■ TASK INSTRUCTIONS: Scan the records for the word "sigma". Copy each line that includes it.

※

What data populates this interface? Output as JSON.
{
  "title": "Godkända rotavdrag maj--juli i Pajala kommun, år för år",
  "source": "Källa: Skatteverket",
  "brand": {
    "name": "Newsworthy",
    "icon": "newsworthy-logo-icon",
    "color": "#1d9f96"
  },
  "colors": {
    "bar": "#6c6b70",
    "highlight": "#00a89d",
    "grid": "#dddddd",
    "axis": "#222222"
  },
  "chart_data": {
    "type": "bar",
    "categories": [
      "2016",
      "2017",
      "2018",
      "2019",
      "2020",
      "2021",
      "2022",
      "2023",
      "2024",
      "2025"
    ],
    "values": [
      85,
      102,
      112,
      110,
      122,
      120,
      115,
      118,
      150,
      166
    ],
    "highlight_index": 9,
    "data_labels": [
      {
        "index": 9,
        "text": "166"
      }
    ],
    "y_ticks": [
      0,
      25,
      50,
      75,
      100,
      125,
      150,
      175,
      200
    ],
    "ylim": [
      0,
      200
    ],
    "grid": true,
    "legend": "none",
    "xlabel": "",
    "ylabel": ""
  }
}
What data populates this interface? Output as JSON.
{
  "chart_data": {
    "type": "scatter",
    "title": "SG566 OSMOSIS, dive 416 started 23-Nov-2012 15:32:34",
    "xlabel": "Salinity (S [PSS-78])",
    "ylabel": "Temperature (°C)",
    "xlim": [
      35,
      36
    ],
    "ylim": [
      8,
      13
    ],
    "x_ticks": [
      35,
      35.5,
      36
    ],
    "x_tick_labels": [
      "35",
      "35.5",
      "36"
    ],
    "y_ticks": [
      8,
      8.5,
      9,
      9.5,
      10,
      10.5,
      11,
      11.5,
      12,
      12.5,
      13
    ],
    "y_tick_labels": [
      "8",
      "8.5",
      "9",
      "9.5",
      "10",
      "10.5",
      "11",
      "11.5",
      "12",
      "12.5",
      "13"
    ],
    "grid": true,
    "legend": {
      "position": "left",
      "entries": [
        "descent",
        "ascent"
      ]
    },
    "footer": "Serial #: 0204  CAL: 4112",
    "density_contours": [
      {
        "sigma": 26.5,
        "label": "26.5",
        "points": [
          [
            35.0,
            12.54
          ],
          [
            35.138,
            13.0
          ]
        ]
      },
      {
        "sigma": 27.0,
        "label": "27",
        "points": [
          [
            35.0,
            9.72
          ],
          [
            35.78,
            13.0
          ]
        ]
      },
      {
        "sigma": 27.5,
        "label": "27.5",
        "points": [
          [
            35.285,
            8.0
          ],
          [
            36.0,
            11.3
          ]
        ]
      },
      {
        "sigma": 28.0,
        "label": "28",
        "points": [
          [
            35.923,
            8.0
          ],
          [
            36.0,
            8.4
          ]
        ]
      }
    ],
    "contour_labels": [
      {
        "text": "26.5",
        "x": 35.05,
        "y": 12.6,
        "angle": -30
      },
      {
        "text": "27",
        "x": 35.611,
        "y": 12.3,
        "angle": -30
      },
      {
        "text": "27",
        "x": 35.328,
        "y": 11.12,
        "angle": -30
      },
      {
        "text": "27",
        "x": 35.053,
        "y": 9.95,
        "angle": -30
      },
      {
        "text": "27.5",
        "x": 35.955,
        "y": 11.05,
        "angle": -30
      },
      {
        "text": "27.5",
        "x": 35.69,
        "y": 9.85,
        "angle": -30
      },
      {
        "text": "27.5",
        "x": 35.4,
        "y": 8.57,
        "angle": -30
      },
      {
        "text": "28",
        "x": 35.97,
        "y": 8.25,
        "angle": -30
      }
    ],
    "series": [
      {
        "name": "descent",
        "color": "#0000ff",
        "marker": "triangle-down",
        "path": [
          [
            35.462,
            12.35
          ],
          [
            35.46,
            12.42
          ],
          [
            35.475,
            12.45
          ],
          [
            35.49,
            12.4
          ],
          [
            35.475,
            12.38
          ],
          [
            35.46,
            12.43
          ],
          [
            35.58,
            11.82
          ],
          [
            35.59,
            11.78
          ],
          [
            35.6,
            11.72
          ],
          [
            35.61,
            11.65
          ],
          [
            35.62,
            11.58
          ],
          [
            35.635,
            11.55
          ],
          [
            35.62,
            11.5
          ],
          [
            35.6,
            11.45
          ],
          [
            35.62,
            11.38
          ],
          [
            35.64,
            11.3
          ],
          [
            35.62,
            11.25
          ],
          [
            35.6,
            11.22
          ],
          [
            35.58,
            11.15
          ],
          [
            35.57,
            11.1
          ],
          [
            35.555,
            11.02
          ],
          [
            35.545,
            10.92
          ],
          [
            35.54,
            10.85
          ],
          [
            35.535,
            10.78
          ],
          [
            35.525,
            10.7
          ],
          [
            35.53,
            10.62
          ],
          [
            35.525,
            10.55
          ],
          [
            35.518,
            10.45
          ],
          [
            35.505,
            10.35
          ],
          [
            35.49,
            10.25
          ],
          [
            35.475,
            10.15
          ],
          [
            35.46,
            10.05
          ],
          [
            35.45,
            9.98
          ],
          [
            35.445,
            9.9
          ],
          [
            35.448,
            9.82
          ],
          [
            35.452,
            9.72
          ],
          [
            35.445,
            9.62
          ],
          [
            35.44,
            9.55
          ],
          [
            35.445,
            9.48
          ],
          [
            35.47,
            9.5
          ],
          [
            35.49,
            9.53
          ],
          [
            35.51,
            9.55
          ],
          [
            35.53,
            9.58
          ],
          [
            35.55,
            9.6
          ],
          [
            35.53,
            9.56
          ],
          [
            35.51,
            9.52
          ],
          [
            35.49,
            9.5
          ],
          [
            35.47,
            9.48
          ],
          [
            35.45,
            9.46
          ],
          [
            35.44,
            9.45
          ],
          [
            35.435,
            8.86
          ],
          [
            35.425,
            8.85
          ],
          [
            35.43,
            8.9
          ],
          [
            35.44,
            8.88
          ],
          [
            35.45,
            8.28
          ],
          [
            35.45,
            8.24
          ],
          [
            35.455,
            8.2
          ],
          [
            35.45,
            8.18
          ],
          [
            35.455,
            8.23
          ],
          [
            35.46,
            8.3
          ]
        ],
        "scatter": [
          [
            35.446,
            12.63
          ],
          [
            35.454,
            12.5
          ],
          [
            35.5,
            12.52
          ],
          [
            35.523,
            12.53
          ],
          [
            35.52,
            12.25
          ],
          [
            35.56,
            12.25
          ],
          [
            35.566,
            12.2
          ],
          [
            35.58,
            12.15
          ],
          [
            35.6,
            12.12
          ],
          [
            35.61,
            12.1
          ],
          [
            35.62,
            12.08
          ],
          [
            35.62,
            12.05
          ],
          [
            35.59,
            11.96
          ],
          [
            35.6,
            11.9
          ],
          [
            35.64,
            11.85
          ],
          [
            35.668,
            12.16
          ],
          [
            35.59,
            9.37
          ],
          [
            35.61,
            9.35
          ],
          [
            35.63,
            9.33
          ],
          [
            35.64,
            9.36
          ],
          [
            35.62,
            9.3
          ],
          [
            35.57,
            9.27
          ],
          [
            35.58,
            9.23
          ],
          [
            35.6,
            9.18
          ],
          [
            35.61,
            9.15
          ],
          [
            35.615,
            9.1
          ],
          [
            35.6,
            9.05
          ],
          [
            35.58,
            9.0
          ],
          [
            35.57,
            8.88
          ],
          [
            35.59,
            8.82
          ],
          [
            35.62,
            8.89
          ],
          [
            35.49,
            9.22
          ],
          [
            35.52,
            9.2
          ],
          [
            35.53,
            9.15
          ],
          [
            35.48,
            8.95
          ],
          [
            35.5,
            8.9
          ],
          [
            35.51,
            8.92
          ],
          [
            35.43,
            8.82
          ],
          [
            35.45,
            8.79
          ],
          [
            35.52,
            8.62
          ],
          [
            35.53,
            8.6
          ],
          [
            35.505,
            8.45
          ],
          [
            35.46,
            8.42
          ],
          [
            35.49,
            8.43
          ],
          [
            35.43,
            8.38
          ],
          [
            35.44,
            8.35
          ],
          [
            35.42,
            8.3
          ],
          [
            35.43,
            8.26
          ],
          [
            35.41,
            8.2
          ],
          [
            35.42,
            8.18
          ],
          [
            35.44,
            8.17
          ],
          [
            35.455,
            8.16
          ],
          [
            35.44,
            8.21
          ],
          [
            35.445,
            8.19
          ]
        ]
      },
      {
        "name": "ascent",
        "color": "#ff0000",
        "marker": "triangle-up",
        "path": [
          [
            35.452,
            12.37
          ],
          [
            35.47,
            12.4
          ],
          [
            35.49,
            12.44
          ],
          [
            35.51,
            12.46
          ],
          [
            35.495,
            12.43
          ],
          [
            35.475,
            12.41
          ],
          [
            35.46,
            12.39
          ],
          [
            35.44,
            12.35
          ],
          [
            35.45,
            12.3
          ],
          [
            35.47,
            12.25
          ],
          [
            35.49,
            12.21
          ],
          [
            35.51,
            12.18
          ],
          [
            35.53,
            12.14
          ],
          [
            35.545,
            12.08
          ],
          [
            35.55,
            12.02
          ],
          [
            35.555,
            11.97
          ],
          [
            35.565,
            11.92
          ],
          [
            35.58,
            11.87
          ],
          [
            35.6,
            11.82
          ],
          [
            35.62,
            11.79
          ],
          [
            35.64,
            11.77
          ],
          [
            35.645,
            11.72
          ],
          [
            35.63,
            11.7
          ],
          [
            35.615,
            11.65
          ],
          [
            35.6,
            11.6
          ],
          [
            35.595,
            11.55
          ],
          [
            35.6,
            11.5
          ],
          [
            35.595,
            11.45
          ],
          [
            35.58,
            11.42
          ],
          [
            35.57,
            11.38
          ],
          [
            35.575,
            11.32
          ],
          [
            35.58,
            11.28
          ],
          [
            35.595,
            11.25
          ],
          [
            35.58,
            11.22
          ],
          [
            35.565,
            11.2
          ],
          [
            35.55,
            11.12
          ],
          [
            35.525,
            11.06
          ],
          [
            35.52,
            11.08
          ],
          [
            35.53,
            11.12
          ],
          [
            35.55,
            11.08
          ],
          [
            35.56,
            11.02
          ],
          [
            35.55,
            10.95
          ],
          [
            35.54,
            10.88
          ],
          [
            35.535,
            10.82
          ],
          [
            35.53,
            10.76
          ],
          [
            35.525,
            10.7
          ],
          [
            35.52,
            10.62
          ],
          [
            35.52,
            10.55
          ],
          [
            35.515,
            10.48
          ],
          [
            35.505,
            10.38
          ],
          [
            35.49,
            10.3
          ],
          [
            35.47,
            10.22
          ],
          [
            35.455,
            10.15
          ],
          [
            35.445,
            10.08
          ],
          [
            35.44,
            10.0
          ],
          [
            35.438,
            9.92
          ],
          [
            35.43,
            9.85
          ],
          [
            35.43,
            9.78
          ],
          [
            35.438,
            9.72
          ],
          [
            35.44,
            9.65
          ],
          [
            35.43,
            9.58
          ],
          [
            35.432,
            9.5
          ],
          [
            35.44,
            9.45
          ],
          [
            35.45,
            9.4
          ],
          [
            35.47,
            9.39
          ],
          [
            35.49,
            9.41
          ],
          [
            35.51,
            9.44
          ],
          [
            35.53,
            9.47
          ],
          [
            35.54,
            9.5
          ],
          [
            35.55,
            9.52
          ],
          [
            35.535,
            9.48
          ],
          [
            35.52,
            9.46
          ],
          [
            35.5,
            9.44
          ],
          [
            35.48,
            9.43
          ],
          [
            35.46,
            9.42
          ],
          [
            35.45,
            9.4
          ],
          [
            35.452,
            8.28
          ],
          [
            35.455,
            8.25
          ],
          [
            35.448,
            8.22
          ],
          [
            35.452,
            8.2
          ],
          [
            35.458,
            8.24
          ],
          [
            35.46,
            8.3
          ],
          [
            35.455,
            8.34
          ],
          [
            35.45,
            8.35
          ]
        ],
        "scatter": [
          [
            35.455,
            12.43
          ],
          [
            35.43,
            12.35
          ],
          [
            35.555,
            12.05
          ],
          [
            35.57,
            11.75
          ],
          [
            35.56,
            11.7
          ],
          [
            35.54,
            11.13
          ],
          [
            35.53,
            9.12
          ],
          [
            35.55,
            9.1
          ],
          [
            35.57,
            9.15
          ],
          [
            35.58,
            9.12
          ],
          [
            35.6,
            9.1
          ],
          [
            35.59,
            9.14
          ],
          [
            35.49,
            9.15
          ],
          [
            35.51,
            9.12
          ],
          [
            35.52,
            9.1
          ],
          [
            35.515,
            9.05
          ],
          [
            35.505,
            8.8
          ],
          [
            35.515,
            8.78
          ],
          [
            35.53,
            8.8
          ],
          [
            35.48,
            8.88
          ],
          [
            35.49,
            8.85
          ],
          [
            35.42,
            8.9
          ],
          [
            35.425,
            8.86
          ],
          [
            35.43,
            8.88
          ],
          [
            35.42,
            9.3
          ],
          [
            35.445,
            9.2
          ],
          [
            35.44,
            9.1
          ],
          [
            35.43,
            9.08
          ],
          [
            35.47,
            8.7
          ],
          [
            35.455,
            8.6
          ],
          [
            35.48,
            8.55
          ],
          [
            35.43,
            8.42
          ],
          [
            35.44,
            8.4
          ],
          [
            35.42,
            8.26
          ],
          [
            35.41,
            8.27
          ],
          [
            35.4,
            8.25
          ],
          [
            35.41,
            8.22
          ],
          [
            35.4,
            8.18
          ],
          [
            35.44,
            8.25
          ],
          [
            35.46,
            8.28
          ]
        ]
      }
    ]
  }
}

※

■ THE COMPLETED TASK:
        "sigma": 26.5,
        "sigma": 27.0,
        "sigma": 27.5,
        "sigma": 28.0,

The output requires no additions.